GIVEN TASK ▸
Every line with the word "name" in it should be extracted from the data that follows.

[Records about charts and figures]
◇ ◇ ◇ ◇ ◇ ◇ ◇
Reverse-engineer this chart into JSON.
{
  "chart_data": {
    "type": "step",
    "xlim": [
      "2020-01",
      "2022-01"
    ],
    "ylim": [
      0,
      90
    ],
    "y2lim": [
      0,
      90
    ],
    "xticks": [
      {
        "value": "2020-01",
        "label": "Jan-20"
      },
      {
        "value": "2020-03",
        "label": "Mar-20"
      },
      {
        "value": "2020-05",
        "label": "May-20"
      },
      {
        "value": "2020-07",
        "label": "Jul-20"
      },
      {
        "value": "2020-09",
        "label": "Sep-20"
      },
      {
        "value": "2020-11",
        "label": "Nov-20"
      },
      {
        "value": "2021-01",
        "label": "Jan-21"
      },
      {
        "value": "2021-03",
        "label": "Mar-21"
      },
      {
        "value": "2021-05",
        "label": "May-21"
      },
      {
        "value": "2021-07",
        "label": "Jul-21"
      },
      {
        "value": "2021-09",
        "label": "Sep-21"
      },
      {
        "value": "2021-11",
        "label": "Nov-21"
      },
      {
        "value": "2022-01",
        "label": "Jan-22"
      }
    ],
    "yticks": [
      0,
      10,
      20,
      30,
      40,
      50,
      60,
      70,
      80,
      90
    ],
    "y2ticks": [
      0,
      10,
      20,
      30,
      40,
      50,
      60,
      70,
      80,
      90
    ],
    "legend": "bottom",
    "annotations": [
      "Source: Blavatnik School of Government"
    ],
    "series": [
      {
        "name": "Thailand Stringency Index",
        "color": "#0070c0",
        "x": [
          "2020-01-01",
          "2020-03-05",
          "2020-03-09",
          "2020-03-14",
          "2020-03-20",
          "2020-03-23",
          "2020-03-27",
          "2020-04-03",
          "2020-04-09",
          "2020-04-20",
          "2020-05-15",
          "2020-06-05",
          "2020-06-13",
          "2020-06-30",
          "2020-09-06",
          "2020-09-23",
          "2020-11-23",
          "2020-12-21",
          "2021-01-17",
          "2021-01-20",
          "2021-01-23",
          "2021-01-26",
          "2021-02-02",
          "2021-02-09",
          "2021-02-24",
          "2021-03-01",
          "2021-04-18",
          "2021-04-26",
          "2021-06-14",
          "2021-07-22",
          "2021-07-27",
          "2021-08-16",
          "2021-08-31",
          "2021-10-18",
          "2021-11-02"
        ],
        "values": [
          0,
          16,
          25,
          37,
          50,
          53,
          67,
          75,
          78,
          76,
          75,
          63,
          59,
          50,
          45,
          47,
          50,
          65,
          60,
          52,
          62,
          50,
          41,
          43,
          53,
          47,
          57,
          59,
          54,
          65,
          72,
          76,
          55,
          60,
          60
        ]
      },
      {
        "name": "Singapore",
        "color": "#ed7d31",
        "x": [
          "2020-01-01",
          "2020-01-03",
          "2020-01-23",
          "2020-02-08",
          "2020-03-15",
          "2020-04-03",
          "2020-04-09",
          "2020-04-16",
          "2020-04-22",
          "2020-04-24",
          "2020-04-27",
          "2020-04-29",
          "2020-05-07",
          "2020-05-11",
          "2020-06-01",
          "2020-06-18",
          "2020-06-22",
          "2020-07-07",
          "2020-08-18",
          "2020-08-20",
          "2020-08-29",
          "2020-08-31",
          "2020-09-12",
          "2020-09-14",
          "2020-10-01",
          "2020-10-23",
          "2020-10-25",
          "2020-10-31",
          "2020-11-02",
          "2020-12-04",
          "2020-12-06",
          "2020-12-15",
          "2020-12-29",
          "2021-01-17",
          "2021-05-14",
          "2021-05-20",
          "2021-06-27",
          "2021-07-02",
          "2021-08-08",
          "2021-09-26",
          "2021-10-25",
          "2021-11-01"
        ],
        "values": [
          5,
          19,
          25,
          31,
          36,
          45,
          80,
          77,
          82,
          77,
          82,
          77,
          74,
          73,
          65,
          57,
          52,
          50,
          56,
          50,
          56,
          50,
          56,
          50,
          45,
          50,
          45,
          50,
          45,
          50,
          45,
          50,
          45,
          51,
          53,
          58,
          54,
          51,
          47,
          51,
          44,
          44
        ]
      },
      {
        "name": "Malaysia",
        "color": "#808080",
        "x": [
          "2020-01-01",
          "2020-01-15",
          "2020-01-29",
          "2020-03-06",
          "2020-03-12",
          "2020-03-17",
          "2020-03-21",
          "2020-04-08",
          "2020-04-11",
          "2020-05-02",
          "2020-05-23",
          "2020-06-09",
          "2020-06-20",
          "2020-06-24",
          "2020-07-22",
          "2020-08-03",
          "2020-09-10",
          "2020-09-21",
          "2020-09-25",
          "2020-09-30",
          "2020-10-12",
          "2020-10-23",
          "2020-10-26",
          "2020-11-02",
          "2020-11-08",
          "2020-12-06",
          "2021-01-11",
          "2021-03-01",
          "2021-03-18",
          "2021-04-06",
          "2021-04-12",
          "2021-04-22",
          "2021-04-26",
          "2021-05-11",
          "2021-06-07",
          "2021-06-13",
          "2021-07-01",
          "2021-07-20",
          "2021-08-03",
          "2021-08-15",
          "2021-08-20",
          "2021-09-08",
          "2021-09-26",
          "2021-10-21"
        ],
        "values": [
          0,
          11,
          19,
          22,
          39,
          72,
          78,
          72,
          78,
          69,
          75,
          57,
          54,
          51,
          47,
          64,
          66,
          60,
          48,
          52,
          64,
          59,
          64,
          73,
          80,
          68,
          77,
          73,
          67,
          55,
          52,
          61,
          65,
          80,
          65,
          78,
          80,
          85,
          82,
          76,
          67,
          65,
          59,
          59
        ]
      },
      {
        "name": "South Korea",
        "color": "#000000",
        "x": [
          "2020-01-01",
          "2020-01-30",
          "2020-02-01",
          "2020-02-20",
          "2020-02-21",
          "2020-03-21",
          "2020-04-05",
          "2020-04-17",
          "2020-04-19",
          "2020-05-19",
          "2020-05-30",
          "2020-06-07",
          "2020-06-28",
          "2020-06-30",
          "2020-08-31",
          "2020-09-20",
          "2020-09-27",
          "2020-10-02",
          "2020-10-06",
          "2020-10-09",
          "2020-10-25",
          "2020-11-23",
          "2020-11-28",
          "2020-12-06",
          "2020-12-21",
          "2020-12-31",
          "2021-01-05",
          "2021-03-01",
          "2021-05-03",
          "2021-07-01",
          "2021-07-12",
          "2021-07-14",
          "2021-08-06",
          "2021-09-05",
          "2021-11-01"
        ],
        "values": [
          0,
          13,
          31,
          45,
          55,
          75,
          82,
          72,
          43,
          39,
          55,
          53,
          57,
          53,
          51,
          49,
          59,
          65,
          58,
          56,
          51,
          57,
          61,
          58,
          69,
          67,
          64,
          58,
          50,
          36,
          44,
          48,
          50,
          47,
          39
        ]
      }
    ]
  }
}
◇ ◇ ◇ ◇ ◇ ◇ ◇
EXERCISE RESULT ▸
        "name": "Thailand Stringency Index",
        "name": "Singapore",
        "name": "Malaysia",
        "name": "South Korea",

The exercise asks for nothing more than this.